• **Objective**: The listing beneath should be written out in full, exactly as shown.

• **Material shown**:
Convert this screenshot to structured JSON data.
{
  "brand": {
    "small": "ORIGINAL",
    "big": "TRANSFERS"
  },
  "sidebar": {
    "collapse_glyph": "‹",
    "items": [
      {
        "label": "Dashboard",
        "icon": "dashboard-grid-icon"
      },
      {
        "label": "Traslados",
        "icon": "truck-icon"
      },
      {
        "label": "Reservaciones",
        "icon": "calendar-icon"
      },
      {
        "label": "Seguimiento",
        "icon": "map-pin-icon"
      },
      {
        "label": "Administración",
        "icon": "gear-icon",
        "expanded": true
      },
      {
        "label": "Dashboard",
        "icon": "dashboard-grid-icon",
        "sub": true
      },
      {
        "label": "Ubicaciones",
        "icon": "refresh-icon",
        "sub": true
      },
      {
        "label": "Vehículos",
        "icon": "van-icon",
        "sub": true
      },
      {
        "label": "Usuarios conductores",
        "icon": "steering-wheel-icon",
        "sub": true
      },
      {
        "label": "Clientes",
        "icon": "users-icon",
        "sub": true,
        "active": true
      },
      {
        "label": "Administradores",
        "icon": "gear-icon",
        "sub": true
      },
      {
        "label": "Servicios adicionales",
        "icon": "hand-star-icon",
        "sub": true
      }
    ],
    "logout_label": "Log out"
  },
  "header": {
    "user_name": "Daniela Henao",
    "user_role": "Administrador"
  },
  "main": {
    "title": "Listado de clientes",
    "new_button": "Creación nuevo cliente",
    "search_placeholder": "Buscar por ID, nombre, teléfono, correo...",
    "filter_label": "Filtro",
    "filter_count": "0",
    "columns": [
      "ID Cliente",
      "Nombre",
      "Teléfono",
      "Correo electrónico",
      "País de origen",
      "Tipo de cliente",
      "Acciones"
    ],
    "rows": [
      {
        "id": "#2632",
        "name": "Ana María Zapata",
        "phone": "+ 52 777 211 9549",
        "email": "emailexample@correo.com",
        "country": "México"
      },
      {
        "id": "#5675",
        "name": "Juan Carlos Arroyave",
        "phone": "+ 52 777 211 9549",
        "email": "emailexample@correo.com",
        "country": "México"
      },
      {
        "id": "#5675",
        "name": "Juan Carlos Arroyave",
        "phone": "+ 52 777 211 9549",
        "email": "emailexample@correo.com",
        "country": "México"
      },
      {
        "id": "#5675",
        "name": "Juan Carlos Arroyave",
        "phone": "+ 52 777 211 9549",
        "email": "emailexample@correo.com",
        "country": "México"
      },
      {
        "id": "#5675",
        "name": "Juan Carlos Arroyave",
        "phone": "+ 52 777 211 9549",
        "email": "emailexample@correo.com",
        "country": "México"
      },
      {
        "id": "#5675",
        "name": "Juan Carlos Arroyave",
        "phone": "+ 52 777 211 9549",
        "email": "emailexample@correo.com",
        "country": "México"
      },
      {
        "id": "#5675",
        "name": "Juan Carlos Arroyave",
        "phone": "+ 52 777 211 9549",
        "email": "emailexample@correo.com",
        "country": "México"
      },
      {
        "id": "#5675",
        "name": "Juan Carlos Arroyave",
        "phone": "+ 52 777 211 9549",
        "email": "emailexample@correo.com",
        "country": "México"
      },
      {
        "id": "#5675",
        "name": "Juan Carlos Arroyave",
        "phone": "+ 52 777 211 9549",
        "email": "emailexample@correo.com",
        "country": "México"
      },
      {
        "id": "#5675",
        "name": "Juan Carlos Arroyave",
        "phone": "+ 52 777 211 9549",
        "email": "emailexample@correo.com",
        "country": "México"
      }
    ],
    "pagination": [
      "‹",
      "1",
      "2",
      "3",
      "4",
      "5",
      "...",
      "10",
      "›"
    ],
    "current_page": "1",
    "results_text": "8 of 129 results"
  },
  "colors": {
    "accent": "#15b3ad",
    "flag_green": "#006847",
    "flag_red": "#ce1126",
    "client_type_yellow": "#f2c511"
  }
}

• **Task result**:
Convert this screenshot to structured JSON data.
{
  "brand": {
    "small": "ORIGINAL",
    "big": "TRANSFERS"
  },
  "sidebar": {
    "collapse_glyph": "‹",
    "items": [
      {
        "label": "Dashboard",
        "icon": "dashboard-grid-icon"
      },
      {
        "label": "Traslados",
        "icon": "truck-icon"
      },
      {
        "label": "Reservaciones",
        "icon": "calendar-icon"
      },
      {
        "label": "Seguimiento",
        "icon": "map-pin-icon"
      },
      {
        "label": "Administración",
        "icon": "gear-icon",
        "expanded": true
      },
      {
        "label": "Dashboard",
        "icon": "dashboard-grid-icon",
        "sub": true
      },
      {
        "label": "Ubicaciones",
        "icon": "refresh-icon",
        "sub": true
      },
      {
        "label": "Vehículos",
        "icon": "van-icon",
        "sub": true
      },
      {
        "label": "Usuarios conductores",
        "icon": "steering-wheel-icon",
        "sub": true
      },
      {
        "label": "Clientes",
        "icon": "users-icon",
        "sub": true,
        "active": true
      },
      {
        "label": "Administradores",
        "icon": "gear-icon",
        "sub": true
      },
      {
        "label": "Servicios adicionales",
        "icon": "hand-star-icon",
        "sub": true
      }
    ],
    "logout_label": "Log out"
  },
  "header": {
    "user_name": "Daniela Henao",
    "user_role": "Administrador"
  },
  "main": {
    "title": "Listado de clientes",
    "new_button": "Creación nuevo cliente",
    "search_placeholder": "Buscar por ID, nombre, teléfono, correo...",
    "filter_label": "Filtro",
    "filter_count": "0",
    "columns": [
      "ID Cliente",
      "Nombre",
      "Teléfono",
      "Correo electrónico",
      "País de origen",
      "Tipo de cliente",
      "Acciones"
    ],
    "rows": [
      {
        "id": "#2632",
        "name": "Ana María Zapata",
        "phone": "+ 52 777 211 9549",
        "email": "emailexample@correo.com",
        "country": "México"
      },
      {
        "id": "#5675",
        "name": "Juan Carlos Arroyave",
        "phone": "+ 52 777 211 9549",
        "email": "emailexample@correo.com",
        "country": "México"
      },
      {
        "id": "#5675",
        "name": "Juan Carlos Arroyave",
        "phone": "+ 52 777 211 9549",
        "email": "emailexample@correo.com",
        "country": "México"
      },
      {
        "id": "#5675",
        "name": "Juan Carlos Arroyave",
        "phone": "+ 52 777 211 9549",
        "email": "emailexample@correo.com",
        "country": "México"
      },
      {
        "id": "#5675",
        "name": "Juan Carlos Arroyave",
        "phone": "+ 52 777 211 9549",
        "email": "emailexample@correo.com",
        "country": "México"
      },
      {
        "id": "#5675",
        "name": "Juan Carlos Arroyave",
        "phone": "+ 52 777 211 9549",
        "email": "emailexample@correo.com",
        "country": "México"
      },
      {
        "id": "#5675",
        "name": "Juan Carlos Arroyave",
        "phone": "+ 52 777 211 9549",
        "email": "emailexample@correo.com",
        "country": "México"
      },
      {
        "id": "#5675",
        "name": "Juan Carlos Arroyave",
        "phone": "+ 52 777 211 9549",
        "email": "emailexample@correo.com",
        "country": "México"
      },
      {
        "id": "#5675",
        "name": "Juan Carlos Arroyave",
        "phone": "+ 52 777 211 9549",
        "email": "emailexample@correo.com",
        "country": "México"
      },
      {
        "id": "#5675",
        "name": "Juan Carlos Arroyave",
        "phone": "+ 52 777 211 9549",
        "email": "emailexample@correo.com",
        "country": "México"
      }
    ],
    "pagination": [
      "‹",
      "1",
      "2",
      "3",
      "4",
      "5",
      "...",
      "10",
      "›"
    ],
    "current_page": "1",
    "results_text": "8 of 129 results"
  },
  "colors": {
    "accent": "#15b3ad",
    "flag_green": "#006847",
    "flag_red": "#ce1126",
    "client_type_yellow": "#f2c511"
  }
}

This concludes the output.